═══ DATASET ENTRIES

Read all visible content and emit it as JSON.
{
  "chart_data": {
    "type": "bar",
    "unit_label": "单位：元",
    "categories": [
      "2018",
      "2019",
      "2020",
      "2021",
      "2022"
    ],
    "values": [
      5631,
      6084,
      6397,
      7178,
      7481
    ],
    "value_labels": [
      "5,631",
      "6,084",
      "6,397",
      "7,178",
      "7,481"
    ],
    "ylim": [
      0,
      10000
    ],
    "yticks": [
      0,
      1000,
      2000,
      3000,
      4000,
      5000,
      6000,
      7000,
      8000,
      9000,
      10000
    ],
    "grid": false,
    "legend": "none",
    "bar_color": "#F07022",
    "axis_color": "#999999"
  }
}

══════

» **TASK GOAL**
Nothing in the data may differ; print all of it exactly as written.

» **OUTPUT FOR THIS TASK**
Read all visible content and emit it as JSON.
{
  "chart_data": {
    "type": "bar",
    "unit_label": "单位：元",
    "categories": [
      "2018",
      "2019",
      "2020",
      "2021",
      "2022"
    ],
    "values": [
      5631,
      6084,
      6397,
      7178,
      7481
    ],
    "value_labels": [
      "5,631",
      "6,084",
      "6,397",
      "7,178",
      "7,481"
    ],
    "ylim": [
      0,
      10000
    ],
    "yticks": [
      0,
      1000,
      2000,
      3000,
      4000,
      5000,
      6000,
      7000,
      8000,
      9000,
      10000
    ],
    "grid": false,
    "legend": "none",
    "bar_color": "#F07022",
    "axis_color": "#999999"
  }
}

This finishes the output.